_SUPPLIED RECORDS_:
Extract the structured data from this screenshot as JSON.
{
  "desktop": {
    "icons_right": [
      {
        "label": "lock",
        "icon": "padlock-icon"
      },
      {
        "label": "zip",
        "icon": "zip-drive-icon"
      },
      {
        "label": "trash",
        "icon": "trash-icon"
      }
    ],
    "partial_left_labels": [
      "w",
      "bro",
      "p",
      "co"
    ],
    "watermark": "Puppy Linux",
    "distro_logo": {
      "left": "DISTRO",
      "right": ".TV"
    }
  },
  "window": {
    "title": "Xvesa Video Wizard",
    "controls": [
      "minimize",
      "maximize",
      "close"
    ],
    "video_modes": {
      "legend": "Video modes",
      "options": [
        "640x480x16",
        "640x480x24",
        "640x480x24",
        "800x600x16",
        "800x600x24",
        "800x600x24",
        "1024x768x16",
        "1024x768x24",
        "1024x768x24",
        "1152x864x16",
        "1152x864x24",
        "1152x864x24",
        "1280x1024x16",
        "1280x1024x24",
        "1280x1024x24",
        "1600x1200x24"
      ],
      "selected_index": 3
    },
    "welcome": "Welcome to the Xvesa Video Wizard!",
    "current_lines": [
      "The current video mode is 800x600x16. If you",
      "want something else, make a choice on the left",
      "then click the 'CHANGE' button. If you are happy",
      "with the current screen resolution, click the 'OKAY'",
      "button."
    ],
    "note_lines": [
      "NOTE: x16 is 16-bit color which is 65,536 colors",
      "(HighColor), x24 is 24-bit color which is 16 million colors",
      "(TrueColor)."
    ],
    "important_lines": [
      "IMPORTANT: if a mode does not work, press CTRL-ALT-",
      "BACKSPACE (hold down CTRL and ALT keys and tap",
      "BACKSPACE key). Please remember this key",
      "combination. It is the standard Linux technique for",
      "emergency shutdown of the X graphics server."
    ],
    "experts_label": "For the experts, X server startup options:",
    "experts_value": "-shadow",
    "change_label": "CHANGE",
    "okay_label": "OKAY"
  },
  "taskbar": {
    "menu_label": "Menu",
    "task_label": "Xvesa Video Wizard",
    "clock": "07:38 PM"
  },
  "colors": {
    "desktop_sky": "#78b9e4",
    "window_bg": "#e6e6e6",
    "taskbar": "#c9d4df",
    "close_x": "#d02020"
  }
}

_WHAT TO PRODUCE_:
Each record must be returned exactly as it is written.

_RESPONSE TO THIS EXERCISE_:
Extract the structured data from this screenshot as JSON.
{
  "desktop": {
    "icons_right": [
      {
        "label": "lock",
        "icon": "padlock-icon"
      },
      {
        "label": "zip",
        "icon": "zip-drive-icon"
      },
      {
        "label": "trash",
        "icon": "trash-icon"
      }
    ],
    "partial_left_labels": [
      "w",
      "bro",
      "p",
      "co"
    ],
    "watermark": "Puppy Linux",
    "distro_logo": {
      "left": "DISTRO",
      "right": ".TV"
    }
  },
  "window": {
    "title": "Xvesa Video Wizard",
    "controls": [
      "minimize",
      "maximize",
      "close"
    ],
    "video_modes": {
      "legend": "Video modes",
      "options": [
        "640x480x16",
        "640x480x24",
        "640x480x24",
        "800x600x16",
        "800x600x24",
        "800x600x24",
        "1024x768x16",
        "1024x768x24",
        "1024x768x24",
        "1152x864x16",
        "1152x864x24",
        "1152x864x24",
        "1280x1024x16",
        "1280x1024x24",
        "1280x1024x24",
        "1600x1200x24"
      ],
      "selected_index": 3
    },
    "welcome": "Welcome to the Xvesa Video Wizard!",
    "current_lines": [
      "The current video mode is 800x600x16. If you",
      "want something else, make a choice on the left",
      "then click the 'CHANGE' button. If you are happy",
      "with the current screen resolution, click the 'OKAY'",
      "button."
    ],
    "note_lines": [
      "NOTE: x16 is 16-bit color which is 65,536 colors",
      "(HighColor), x24 is 24-bit color which is 16 million colors",
      "(TrueColor)."
    ],
    "important_lines": [
      "IMPORTANT: if a mode does not work, press CTRL-ALT-",
      "BACKSPACE (hold down CTRL and ALT keys and tap",
      "BACKSPACE key). Please remember this key",
      "combination. It is the standard Linux technique for",
      "emergency shutdown of the X graphics server."
    ],
    "experts_label": "For the experts, X server startup options:",
    "experts_value": "-shadow",
    "change_label": "CHANGE",
    "okay_label": "OKAY"
  },
  "taskbar": {
    "menu_label": "Menu",
    "task_label": "Xvesa Video Wizard",
    "clock": "07:38 PM"
  },
  "colors": {
    "desktop_sky": "#78b9e4",
    "window_bg": "#e6e6e6",
    "taskbar": "#c9d4df",
    "close_x": "#d02020"
  }
}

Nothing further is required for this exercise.